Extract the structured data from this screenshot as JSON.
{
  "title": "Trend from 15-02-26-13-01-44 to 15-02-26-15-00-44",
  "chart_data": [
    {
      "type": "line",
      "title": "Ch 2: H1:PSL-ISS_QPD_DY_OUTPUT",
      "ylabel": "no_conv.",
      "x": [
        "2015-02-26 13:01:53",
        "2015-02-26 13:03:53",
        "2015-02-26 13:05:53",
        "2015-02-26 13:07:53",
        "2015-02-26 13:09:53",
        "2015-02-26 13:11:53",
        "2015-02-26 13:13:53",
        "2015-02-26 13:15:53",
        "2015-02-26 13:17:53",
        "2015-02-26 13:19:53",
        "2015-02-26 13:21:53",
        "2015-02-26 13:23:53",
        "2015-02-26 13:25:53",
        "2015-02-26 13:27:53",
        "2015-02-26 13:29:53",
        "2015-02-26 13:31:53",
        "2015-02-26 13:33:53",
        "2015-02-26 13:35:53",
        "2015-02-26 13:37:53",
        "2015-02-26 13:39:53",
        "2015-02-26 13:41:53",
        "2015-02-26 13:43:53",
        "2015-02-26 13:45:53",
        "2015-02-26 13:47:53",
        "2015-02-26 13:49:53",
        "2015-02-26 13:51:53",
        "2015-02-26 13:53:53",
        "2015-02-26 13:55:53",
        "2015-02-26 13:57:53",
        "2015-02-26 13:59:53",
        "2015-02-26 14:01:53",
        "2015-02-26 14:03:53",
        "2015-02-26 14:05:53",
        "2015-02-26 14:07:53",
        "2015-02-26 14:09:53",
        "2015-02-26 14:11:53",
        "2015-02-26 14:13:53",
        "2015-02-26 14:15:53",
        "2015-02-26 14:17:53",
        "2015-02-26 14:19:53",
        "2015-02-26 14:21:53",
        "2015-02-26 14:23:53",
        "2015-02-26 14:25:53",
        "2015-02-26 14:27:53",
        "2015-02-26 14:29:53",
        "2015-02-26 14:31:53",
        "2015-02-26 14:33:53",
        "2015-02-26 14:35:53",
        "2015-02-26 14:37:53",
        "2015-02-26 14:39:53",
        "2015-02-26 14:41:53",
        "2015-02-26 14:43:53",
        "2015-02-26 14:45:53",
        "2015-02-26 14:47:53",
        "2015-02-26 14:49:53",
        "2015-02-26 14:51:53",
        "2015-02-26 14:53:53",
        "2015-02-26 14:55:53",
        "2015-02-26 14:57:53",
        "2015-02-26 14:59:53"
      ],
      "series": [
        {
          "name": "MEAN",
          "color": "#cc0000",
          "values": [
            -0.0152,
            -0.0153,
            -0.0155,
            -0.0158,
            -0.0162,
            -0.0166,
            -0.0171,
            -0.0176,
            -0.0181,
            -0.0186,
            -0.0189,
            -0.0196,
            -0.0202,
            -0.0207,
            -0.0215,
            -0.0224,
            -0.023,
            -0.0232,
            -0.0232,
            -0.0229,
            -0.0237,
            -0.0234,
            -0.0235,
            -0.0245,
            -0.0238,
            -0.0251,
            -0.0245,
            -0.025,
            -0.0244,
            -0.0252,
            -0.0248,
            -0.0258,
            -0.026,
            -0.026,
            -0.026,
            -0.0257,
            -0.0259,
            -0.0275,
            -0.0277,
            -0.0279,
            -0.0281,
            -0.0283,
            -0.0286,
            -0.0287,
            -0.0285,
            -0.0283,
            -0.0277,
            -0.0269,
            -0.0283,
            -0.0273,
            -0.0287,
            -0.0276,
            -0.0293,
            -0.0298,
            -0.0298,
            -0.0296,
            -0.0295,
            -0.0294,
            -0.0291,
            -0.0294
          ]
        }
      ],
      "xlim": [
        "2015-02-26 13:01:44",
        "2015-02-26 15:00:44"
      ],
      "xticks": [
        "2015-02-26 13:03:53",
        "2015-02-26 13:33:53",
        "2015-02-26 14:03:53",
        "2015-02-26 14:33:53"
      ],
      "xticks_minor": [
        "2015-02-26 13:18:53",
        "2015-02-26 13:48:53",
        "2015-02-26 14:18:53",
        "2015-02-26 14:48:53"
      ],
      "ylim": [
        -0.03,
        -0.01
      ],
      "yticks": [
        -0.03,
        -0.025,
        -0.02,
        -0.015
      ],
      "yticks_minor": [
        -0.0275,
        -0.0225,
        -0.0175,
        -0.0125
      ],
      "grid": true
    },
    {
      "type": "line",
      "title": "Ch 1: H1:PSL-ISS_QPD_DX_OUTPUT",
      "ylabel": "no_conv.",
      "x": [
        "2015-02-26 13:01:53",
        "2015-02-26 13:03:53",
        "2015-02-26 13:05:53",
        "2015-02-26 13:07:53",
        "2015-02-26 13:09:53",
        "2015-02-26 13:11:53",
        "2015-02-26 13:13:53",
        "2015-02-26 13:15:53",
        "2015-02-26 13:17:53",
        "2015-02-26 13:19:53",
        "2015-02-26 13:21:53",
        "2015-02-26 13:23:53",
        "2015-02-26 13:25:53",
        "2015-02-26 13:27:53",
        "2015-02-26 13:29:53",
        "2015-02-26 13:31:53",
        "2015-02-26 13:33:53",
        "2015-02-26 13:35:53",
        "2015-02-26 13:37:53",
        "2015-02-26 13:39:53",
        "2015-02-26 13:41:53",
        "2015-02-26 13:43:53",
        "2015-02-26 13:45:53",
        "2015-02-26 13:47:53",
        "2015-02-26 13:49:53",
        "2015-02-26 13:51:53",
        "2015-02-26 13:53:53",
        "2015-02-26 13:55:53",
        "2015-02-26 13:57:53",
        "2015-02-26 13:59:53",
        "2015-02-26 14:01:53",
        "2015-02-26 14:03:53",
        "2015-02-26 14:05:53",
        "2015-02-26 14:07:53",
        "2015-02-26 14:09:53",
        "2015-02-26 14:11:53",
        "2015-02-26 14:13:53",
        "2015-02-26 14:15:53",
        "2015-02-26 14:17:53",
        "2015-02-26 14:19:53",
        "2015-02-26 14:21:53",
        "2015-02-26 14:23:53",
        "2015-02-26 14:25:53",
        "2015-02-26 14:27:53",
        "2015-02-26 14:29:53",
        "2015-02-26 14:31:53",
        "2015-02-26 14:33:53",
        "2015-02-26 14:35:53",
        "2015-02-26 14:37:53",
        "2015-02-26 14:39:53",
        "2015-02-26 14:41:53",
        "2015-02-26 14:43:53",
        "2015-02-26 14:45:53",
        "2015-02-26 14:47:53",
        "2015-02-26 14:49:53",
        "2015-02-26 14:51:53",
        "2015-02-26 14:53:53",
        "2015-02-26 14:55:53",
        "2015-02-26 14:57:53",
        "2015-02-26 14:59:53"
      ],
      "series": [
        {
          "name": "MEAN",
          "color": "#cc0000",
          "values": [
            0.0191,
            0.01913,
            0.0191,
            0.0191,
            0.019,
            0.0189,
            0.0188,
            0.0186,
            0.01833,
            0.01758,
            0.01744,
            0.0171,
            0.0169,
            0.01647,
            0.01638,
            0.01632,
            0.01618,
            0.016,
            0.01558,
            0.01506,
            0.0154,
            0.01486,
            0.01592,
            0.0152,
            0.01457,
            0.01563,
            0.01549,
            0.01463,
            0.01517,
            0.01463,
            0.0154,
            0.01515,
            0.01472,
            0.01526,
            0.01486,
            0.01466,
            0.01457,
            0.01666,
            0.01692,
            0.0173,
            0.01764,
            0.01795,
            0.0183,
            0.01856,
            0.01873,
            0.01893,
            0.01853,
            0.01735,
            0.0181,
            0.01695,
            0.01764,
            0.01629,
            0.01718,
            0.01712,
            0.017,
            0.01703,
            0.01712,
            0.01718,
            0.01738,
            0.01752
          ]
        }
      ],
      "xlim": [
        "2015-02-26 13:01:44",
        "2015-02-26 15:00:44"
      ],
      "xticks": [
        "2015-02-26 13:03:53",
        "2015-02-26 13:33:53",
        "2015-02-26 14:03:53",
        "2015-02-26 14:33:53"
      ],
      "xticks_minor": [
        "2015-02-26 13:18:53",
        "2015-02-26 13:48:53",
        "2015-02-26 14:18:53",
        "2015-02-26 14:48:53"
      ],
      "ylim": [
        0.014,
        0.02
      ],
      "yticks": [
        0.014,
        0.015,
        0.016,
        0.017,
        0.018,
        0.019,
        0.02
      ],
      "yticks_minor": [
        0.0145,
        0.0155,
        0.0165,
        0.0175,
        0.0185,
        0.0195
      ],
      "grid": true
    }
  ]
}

--------------------------------------------------

== YOUR TASK ==
Filter the listing above for the string "title" and copy every matching line.

== TASK OUTPUT ==
  "title": "Trend from 15-02-26-13-01-44 to 15-02-26-15-00-44",
      "title": "Ch 2: H1:PSL-ISS_QPD_DY_OUTPUT",
      "title": "Ch 1: H1:PSL-ISS_QPD_DX_OUTPUT",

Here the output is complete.